Task
Look through the material and copy each line holding "JSON".

Given data
++++++

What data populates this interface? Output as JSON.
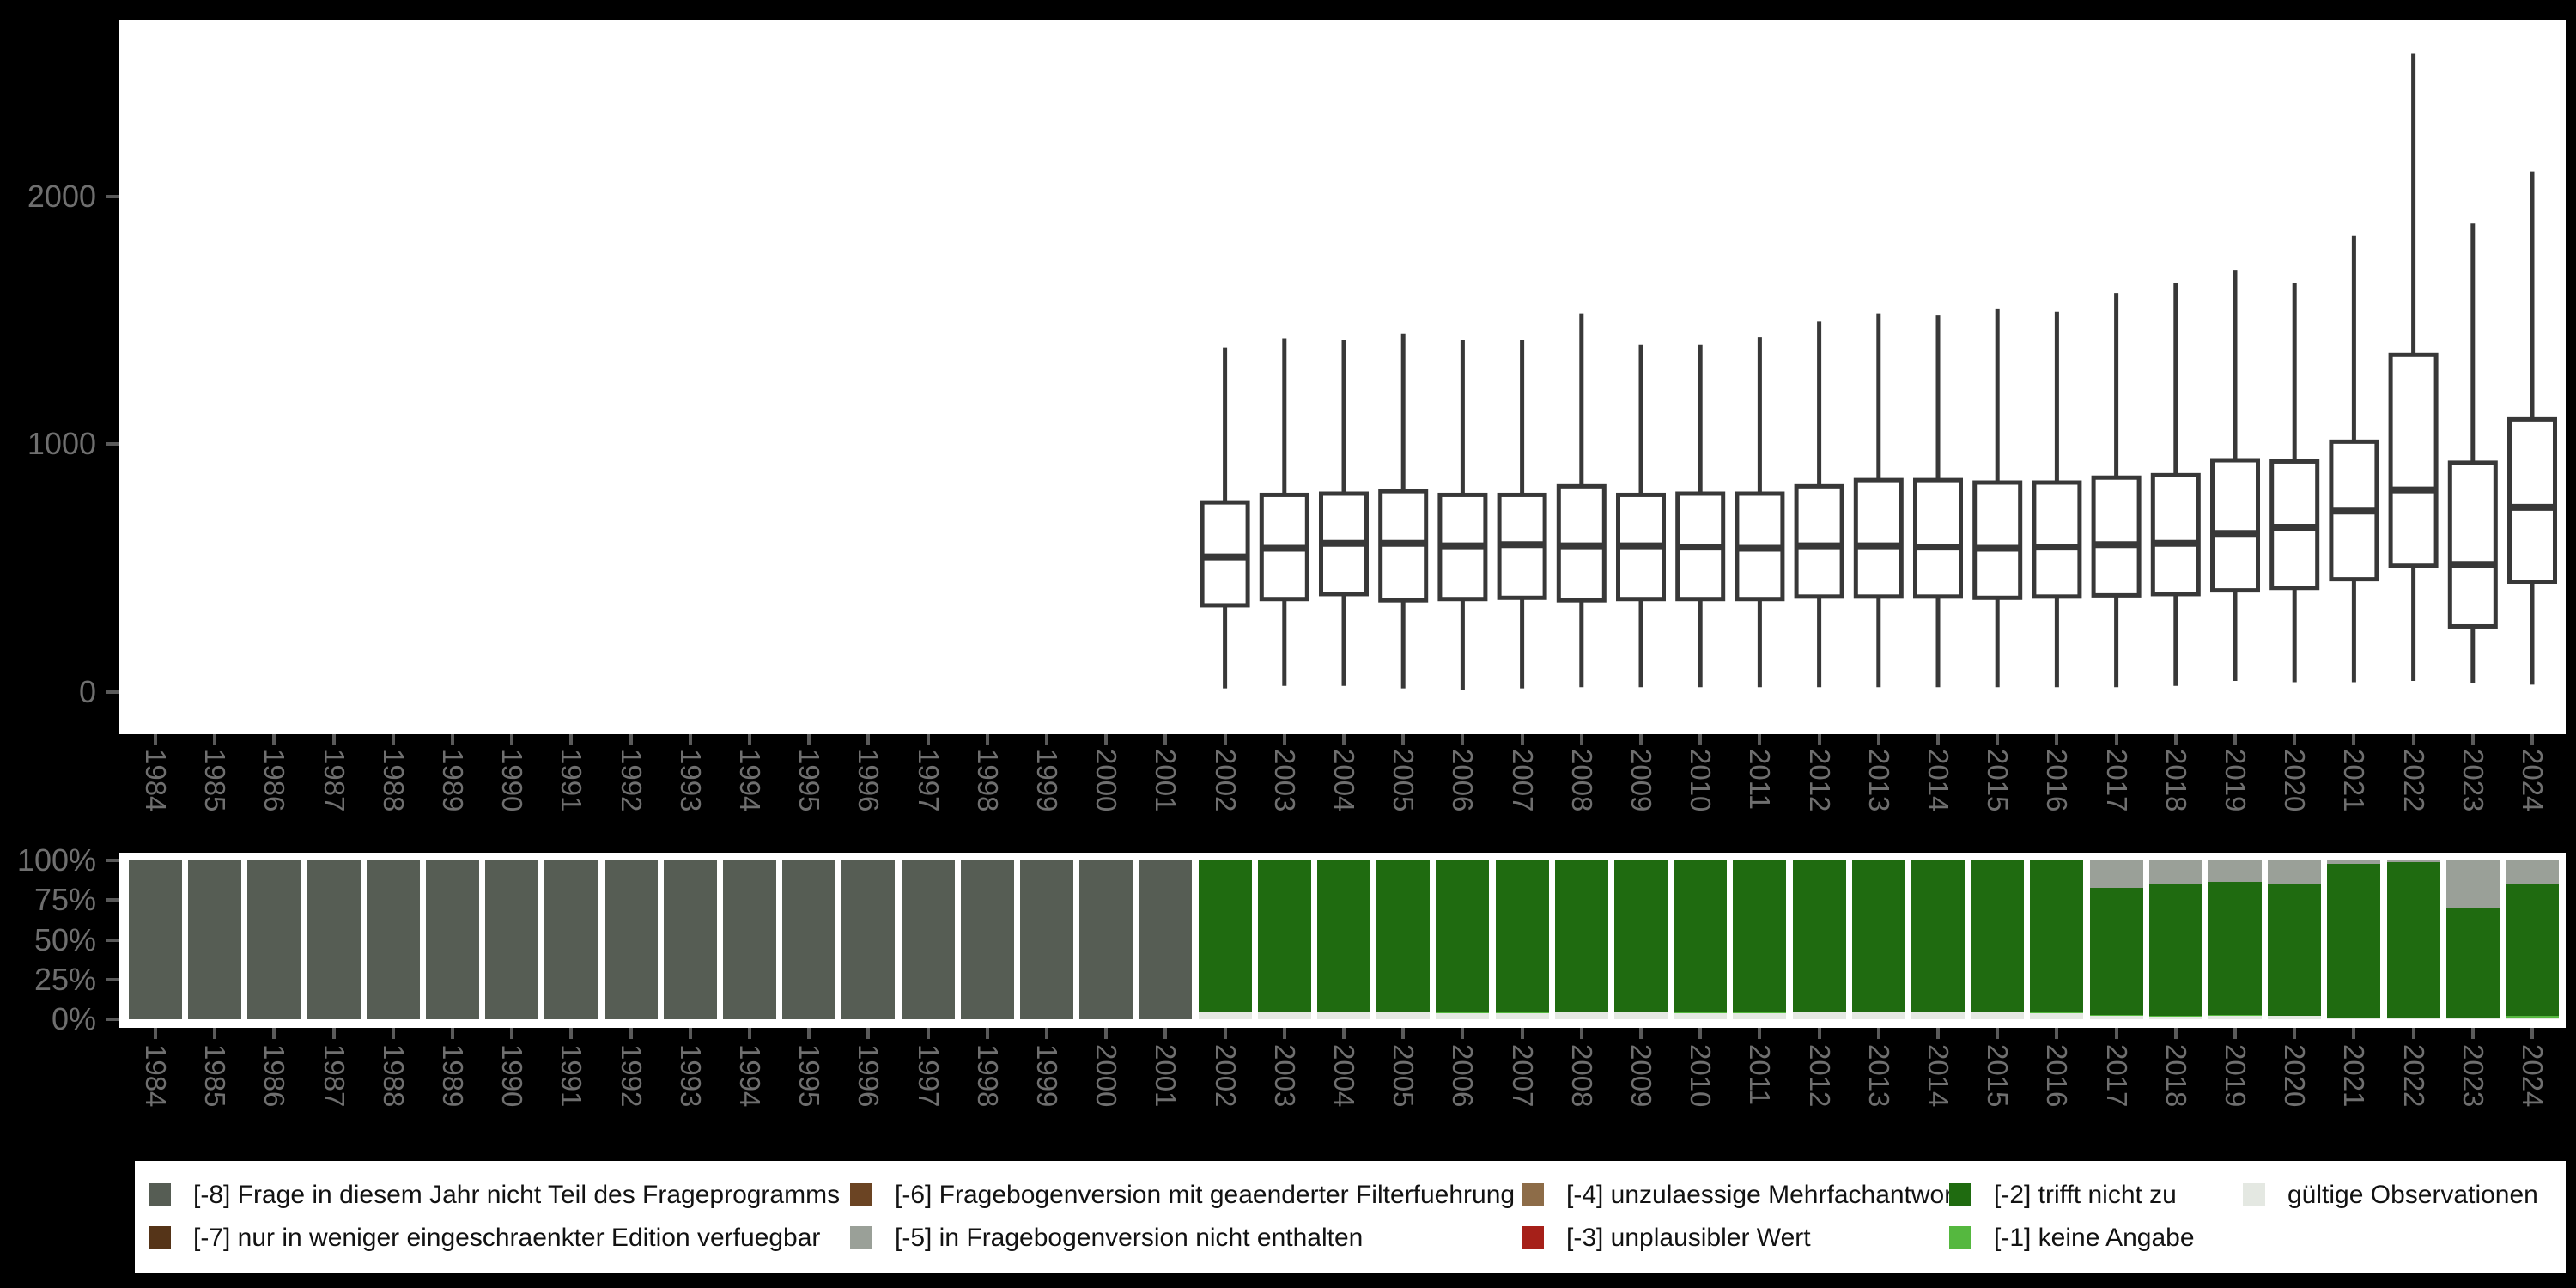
{
  "colors": {
    "background": "#000000",
    "panel": "#ffffff",
    "box_stroke": "#383838",
    "axis_label": "#6f6f6f",
    "tick": "#5a5a5a",
    "palette": {
      "-8": "#565d54",
      "-7": "#553418",
      "-6": "#6b4423",
      "-5": "#9aa098",
      "-4": "#8d6c48",
      "-3": "#a62019",
      "-2": "#1f6b10",
      "-1": "#55b83f",
      "valid": "#e4e8e2"
    }
  },
  "years": [
    "1984",
    "1985",
    "1986",
    "1987",
    "1988",
    "1989",
    "1990",
    "1991",
    "1992",
    "1993",
    "1994",
    "1995",
    "1996",
    "1997",
    "1998",
    "1999",
    "2000",
    "2001",
    "2002",
    "2003",
    "2004",
    "2005",
    "2006",
    "2007",
    "2008",
    "2009",
    "2010",
    "2011",
    "2012",
    "2013",
    "2014",
    "2015",
    "2016",
    "2017",
    "2018",
    "2019",
    "2020",
    "2021",
    "2022",
    "2023",
    "2024"
  ],
  "top_chart": {
    "y_ticks": [
      {
        "label": "0",
        "value": 0
      },
      {
        "label": "1000",
        "value": 1000
      },
      {
        "label": "2000",
        "value": 2000
      }
    ]
  },
  "bottom_chart": {
    "y_ticks": [
      {
        "label": "100%",
        "value": 100
      },
      {
        "label": "75%",
        "value": 75
      },
      {
        "label": "50%",
        "value": 50
      },
      {
        "label": "25%",
        "value": 25
      },
      {
        "label": "0%",
        "value": 0
      }
    ]
  },
  "chart_data": [
    {
      "type": "boxplot",
      "title": "",
      "xlabel": "",
      "ylabel": "",
      "ylim": [
        0,
        2700
      ],
      "y_tick_values": [
        0,
        1000,
        2000
      ],
      "note": "boxplots of valid observation values per survey year; no data 1984-2001",
      "series": [
        {
          "year": 2002,
          "low": 15,
          "q1": 350,
          "median": 545,
          "q3": 765,
          "high": 1390
        },
        {
          "year": 2003,
          "low": 25,
          "q1": 375,
          "median": 580,
          "q3": 795,
          "high": 1425
        },
        {
          "year": 2004,
          "low": 25,
          "q1": 395,
          "median": 600,
          "q3": 800,
          "high": 1420
        },
        {
          "year": 2005,
          "low": 15,
          "q1": 370,
          "median": 600,
          "q3": 810,
          "high": 1445
        },
        {
          "year": 2006,
          "low": 10,
          "q1": 375,
          "median": 590,
          "q3": 795,
          "high": 1420
        },
        {
          "year": 2007,
          "low": 15,
          "q1": 380,
          "median": 595,
          "q3": 795,
          "high": 1420
        },
        {
          "year": 2008,
          "low": 20,
          "q1": 370,
          "median": 590,
          "q3": 830,
          "high": 1525
        },
        {
          "year": 2009,
          "low": 20,
          "q1": 375,
          "median": 590,
          "q3": 795,
          "high": 1400
        },
        {
          "year": 2010,
          "low": 20,
          "q1": 375,
          "median": 585,
          "q3": 800,
          "high": 1400
        },
        {
          "year": 2011,
          "low": 20,
          "q1": 375,
          "median": 580,
          "q3": 800,
          "high": 1430
        },
        {
          "year": 2012,
          "low": 20,
          "q1": 385,
          "median": 590,
          "q3": 830,
          "high": 1495
        },
        {
          "year": 2013,
          "low": 20,
          "q1": 385,
          "median": 590,
          "q3": 855,
          "high": 1525
        },
        {
          "year": 2014,
          "low": 20,
          "q1": 385,
          "median": 585,
          "q3": 855,
          "high": 1520
        },
        {
          "year": 2015,
          "low": 20,
          "q1": 380,
          "median": 580,
          "q3": 845,
          "high": 1545
        },
        {
          "year": 2016,
          "low": 20,
          "q1": 385,
          "median": 585,
          "q3": 845,
          "high": 1535
        },
        {
          "year": 2017,
          "low": 20,
          "q1": 390,
          "median": 595,
          "q3": 865,
          "high": 1610
        },
        {
          "year": 2018,
          "low": 25,
          "q1": 395,
          "median": 600,
          "q3": 875,
          "high": 1650
        },
        {
          "year": 2019,
          "low": 45,
          "q1": 410,
          "median": 640,
          "q3": 935,
          "high": 1700
        },
        {
          "year": 2020,
          "low": 40,
          "q1": 420,
          "median": 665,
          "q3": 930,
          "high": 1650
        },
        {
          "year": 2021,
          "low": 40,
          "q1": 455,
          "median": 730,
          "q3": 1010,
          "high": 1840
        },
        {
          "year": 2022,
          "low": 45,
          "q1": 510,
          "median": 815,
          "q3": 1360,
          "high": 2575
        },
        {
          "year": 2023,
          "low": 35,
          "q1": 265,
          "median": 515,
          "q3": 925,
          "high": 1890
        },
        {
          "year": 2024,
          "low": 30,
          "q1": 445,
          "median": 745,
          "q3": 1100,
          "high": 2100
        }
      ]
    },
    {
      "type": "bar",
      "stacked": true,
      "unit": "percent",
      "title": "",
      "xlabel": "",
      "ylabel": "",
      "ylim": [
        0,
        100
      ],
      "y_tick_values": [
        0,
        25,
        50,
        75,
        100
      ],
      "note": "share of missing codes vs valid observations per year; segments listed bottom-to-top",
      "bars": [
        {
          "year": 1984,
          "segments": [
            {
              "code": "-8",
              "pct": 100
            }
          ]
        },
        {
          "year": 1985,
          "segments": [
            {
              "code": "-8",
              "pct": 100
            }
          ]
        },
        {
          "year": 1986,
          "segments": [
            {
              "code": "-8",
              "pct": 100
            }
          ]
        },
        {
          "year": 1987,
          "segments": [
            {
              "code": "-8",
              "pct": 100
            }
          ]
        },
        {
          "year": 1988,
          "segments": [
            {
              "code": "-8",
              "pct": 100
            }
          ]
        },
        {
          "year": 1989,
          "segments": [
            {
              "code": "-8",
              "pct": 100
            }
          ]
        },
        {
          "year": 1990,
          "segments": [
            {
              "code": "-8",
              "pct": 100
            }
          ]
        },
        {
          "year": 1991,
          "segments": [
            {
              "code": "-8",
              "pct": 100
            }
          ]
        },
        {
          "year": 1992,
          "segments": [
            {
              "code": "-8",
              "pct": 100
            }
          ]
        },
        {
          "year": 1993,
          "segments": [
            {
              "code": "-8",
              "pct": 100
            }
          ]
        },
        {
          "year": 1994,
          "segments": [
            {
              "code": "-8",
              "pct": 100
            }
          ]
        },
        {
          "year": 1995,
          "segments": [
            {
              "code": "-8",
              "pct": 100
            }
          ]
        },
        {
          "year": 1996,
          "segments": [
            {
              "code": "-8",
              "pct": 100
            }
          ]
        },
        {
          "year": 1997,
          "segments": [
            {
              "code": "-8",
              "pct": 100
            }
          ]
        },
        {
          "year": 1998,
          "segments": [
            {
              "code": "-8",
              "pct": 100
            }
          ]
        },
        {
          "year": 1999,
          "segments": [
            {
              "code": "-8",
              "pct": 100
            }
          ]
        },
        {
          "year": 2000,
          "segments": [
            {
              "code": "-8",
              "pct": 100
            }
          ]
        },
        {
          "year": 2001,
          "segments": [
            {
              "code": "-8",
              "pct": 100
            }
          ]
        },
        {
          "year": 2002,
          "segments": [
            {
              "code": "valid",
              "pct": 4.3
            },
            {
              "code": "-2",
              "pct": 95.7
            }
          ]
        },
        {
          "year": 2003,
          "segments": [
            {
              "code": "valid",
              "pct": 4.3
            },
            {
              "code": "-2",
              "pct": 95.7
            }
          ]
        },
        {
          "year": 2004,
          "segments": [
            {
              "code": "valid",
              "pct": 4.2
            },
            {
              "code": "-2",
              "pct": 95.8
            }
          ]
        },
        {
          "year": 2005,
          "segments": [
            {
              "code": "valid",
              "pct": 4.2
            },
            {
              "code": "-2",
              "pct": 95.8
            }
          ]
        },
        {
          "year": 2006,
          "segments": [
            {
              "code": "valid",
              "pct": 4.0
            },
            {
              "code": "-1",
              "pct": 0.7
            },
            {
              "code": "-2",
              "pct": 95.3
            }
          ]
        },
        {
          "year": 2007,
          "segments": [
            {
              "code": "valid",
              "pct": 4.0
            },
            {
              "code": "-1",
              "pct": 0.7
            },
            {
              "code": "-2",
              "pct": 95.3
            }
          ]
        },
        {
          "year": 2008,
          "segments": [
            {
              "code": "valid",
              "pct": 4.3
            },
            {
              "code": "-2",
              "pct": 95.7
            }
          ]
        },
        {
          "year": 2009,
          "segments": [
            {
              "code": "valid",
              "pct": 4.2
            },
            {
              "code": "-2",
              "pct": 95.8
            }
          ]
        },
        {
          "year": 2010,
          "segments": [
            {
              "code": "valid",
              "pct": 4.0
            },
            {
              "code": "-1",
              "pct": 0.6
            },
            {
              "code": "-2",
              "pct": 95.4
            }
          ]
        },
        {
          "year": 2011,
          "segments": [
            {
              "code": "valid",
              "pct": 4.0
            },
            {
              "code": "-1",
              "pct": 0.6
            },
            {
              "code": "-2",
              "pct": 95.4
            }
          ]
        },
        {
          "year": 2012,
          "segments": [
            {
              "code": "valid",
              "pct": 4.2
            },
            {
              "code": "-2",
              "pct": 95.8
            }
          ]
        },
        {
          "year": 2013,
          "segments": [
            {
              "code": "valid",
              "pct": 4.2
            },
            {
              "code": "-2",
              "pct": 95.8
            }
          ]
        },
        {
          "year": 2014,
          "segments": [
            {
              "code": "valid",
              "pct": 4.2
            },
            {
              "code": "-2",
              "pct": 95.8
            }
          ]
        },
        {
          "year": 2015,
          "segments": [
            {
              "code": "valid",
              "pct": 4.2
            },
            {
              "code": "-2",
              "pct": 95.8
            }
          ]
        },
        {
          "year": 2016,
          "segments": [
            {
              "code": "valid",
              "pct": 3.8
            },
            {
              "code": "-1",
              "pct": 0.6
            },
            {
              "code": "-2",
              "pct": 95.6
            }
          ]
        },
        {
          "year": 2017,
          "segments": [
            {
              "code": "valid",
              "pct": 2.0
            },
            {
              "code": "-1",
              "pct": 0.5
            },
            {
              "code": "-2",
              "pct": 80.0
            },
            {
              "code": "-5",
              "pct": 17.5
            }
          ]
        },
        {
          "year": 2018,
          "segments": [
            {
              "code": "valid",
              "pct": 2.0
            },
            {
              "code": "-1",
              "pct": 0.4
            },
            {
              "code": "-2",
              "pct": 82.8
            },
            {
              "code": "-5",
              "pct": 14.8
            }
          ]
        },
        {
          "year": 2019,
          "segments": [
            {
              "code": "valid",
              "pct": 2.0
            },
            {
              "code": "-1",
              "pct": 0.8
            },
            {
              "code": "-2",
              "pct": 83.9
            },
            {
              "code": "-5",
              "pct": 13.3
            }
          ]
        },
        {
          "year": 2020,
          "segments": [
            {
              "code": "valid",
              "pct": 2.0
            },
            {
              "code": "-2",
              "pct": 82.9
            },
            {
              "code": "-5",
              "pct": 15.1
            }
          ]
        },
        {
          "year": 2021,
          "segments": [
            {
              "code": "valid",
              "pct": 1.2
            },
            {
              "code": "-2",
              "pct": 96.8
            },
            {
              "code": "-5",
              "pct": 2.0
            }
          ]
        },
        {
          "year": 2022,
          "segments": [
            {
              "code": "valid",
              "pct": 0.8
            },
            {
              "code": "-2",
              "pct": 98.0
            },
            {
              "code": "-5",
              "pct": 1.2
            }
          ]
        },
        {
          "year": 2023,
          "segments": [
            {
              "code": "valid",
              "pct": 1.0
            },
            {
              "code": "-2",
              "pct": 68.9
            },
            {
              "code": "-5",
              "pct": 30.1
            }
          ]
        },
        {
          "year": 2024,
          "segments": [
            {
              "code": "valid",
              "pct": 1.3
            },
            {
              "code": "-1",
              "pct": 0.7
            },
            {
              "code": "-2",
              "pct": 83.0
            },
            {
              "code": "-5",
              "pct": 15.0
            }
          ]
        }
      ]
    }
  ],
  "legend": {
    "items": [
      {
        "row": 0,
        "col": 0,
        "code": "-8",
        "label": "[-8] Frage in diesem Jahr nicht Teil des Frageprogramms"
      },
      {
        "row": 1,
        "col": 0,
        "code": "-7",
        "label": "[-7] nur in weniger eingeschraenkter Edition verfuegbar"
      },
      {
        "row": 0,
        "col": 1,
        "code": "-6",
        "label": "[-6] Fragebogenversion mit geaenderter Filterfuehrung"
      },
      {
        "row": 1,
        "col": 1,
        "code": "-5",
        "label": "[-5] in Fragebogenversion nicht enthalten"
      },
      {
        "row": 0,
        "col": 2,
        "code": "-4",
        "label": "[-4] unzulaessige Mehrfachantwort"
      },
      {
        "row": 1,
        "col": 2,
        "code": "-3",
        "label": "[-3] unplausibler Wert"
      },
      {
        "row": 0,
        "col": 3,
        "code": "-2",
        "label": "[-2] trifft nicht zu"
      },
      {
        "row": 1,
        "col": 3,
        "code": "-1",
        "label": "[-1] keine Angabe"
      },
      {
        "row": 0,
        "col": 4,
        "code": "valid",
        "label": "gültige Observationen"
      }
    ]
  }
}
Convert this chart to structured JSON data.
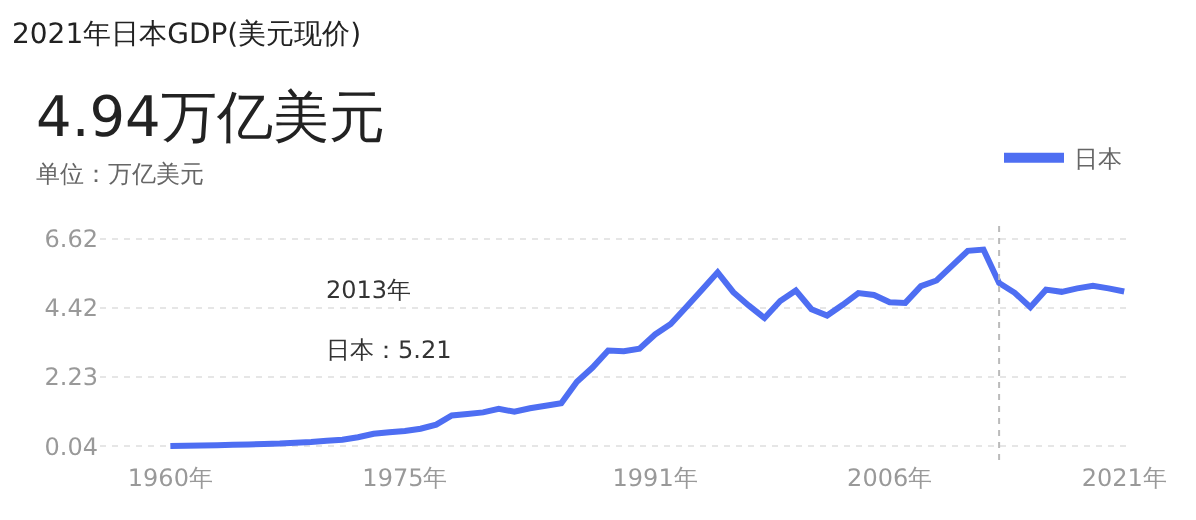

++++++

Exercise answer
What data populates this interface? Output as JSON.
Convert this chart to structured JSON data.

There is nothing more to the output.